Set exercise
Write the records out again, precisely as they stand.

Material for this task
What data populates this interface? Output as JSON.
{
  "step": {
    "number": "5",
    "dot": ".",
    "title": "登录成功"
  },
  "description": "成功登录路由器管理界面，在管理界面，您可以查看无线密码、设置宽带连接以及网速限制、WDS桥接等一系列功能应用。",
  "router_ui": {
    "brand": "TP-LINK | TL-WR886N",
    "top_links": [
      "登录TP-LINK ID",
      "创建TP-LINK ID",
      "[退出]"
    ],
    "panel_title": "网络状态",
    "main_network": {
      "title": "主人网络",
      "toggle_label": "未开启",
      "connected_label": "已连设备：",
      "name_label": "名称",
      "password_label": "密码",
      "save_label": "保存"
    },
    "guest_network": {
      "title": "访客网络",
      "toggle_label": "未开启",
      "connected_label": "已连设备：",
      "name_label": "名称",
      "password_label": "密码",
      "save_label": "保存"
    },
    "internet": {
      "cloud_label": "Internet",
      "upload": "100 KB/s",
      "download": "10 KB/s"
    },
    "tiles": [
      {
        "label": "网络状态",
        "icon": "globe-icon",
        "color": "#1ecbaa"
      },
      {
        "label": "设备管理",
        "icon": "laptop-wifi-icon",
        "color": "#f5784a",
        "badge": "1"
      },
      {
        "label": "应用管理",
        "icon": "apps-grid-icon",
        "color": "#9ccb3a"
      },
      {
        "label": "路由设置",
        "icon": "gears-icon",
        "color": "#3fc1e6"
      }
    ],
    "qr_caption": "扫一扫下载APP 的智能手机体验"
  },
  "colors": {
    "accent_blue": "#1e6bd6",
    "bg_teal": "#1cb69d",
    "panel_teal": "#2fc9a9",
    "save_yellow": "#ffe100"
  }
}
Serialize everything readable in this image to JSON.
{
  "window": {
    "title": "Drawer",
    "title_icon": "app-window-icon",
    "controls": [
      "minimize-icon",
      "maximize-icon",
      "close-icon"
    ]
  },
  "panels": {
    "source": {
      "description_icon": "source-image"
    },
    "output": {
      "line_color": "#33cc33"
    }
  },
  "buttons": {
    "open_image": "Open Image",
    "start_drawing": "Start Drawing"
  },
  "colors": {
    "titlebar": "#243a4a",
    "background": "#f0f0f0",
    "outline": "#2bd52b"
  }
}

Correct result
What data populates this interface? Output as JSON.
{
  "step": {
    "number": "5",
    "dot": ".",
    "title": "登录成功"
  },
  "description": "成功登录路由器管理界面，在管理界面，您可以查看无线密码、设置宽带连接以及网速限制、WDS桥接等一系列功能应用。",
  "router_ui": {
    "brand": "TP-LINK | TL-WR886N",
    "top_links": [
      "登录TP-LINK ID",
      "创建TP-LINK ID",
      "[退出]"
    ],
    "panel_title": "网络状态",
    "main_network": {
      "title": "主人网络",
      "toggle_label": "未开启",
      "connected_label": "已连设备：",
      "name_label": "名称",
      "password_label": "密码",
      "save_label": "保存"
    },
    "guest_network": {
      "title": "访客网络",
      "toggle_label": "未开启",
      "connected_label": "已连设备：",
      "name_label": "名称",
      "password_label": "密码",
      "save_label": "保存"
    },
    "internet": {
      "cloud_label": "Internet",
      "upload": "100 KB/s",
      "download": "10 KB/s"
    },
    "tiles": [
      {
        "label": "网络状态",
        "icon": "globe-icon",
        "color": "#1ecbaa"
      },
      {
        "label": "设备管理",
        "icon": "laptop-wifi-icon",
        "color": "#f5784a",
        "badge": "1"
      },
      {
        "label": "应用管理",
        "icon": "apps-grid-icon",
        "color": "#9ccb3a"
      },
      {
        "label": "路由设置",
        "icon": "gears-icon",
        "color": "#3fc1e6"
      }
    ],
    "qr_caption": "扫一扫下载APP 的智能手机体验"
  },
  "colors": {
    "accent_blue": "#1e6bd6",
    "bg_teal": "#1cb69d",
    "panel_teal": "#2fc9a9",
    "save_yellow": "#ffe100"
  }
}
Serialize everything readable in this image to JSON.
{
  "window": {
    "title": "Drawer",
    "title_icon": "app-window-icon",
    "controls": [
      "minimize-icon",
      "maximize-icon",
      "close-icon"
    ]
  },
  "panels": {
    "source": {
      "description_icon": "source-image"
    },
    "output": {
      "line_color": "#33cc33"
    }
  },
  "buttons": {
    "open_image": "Open Image",
    "start_drawing": "Start Drawing"
  },
  "colors": {
    "titlebar": "#243a4a",
    "background": "#f0f0f0",
    "outline": "#2bd52b"
  }
}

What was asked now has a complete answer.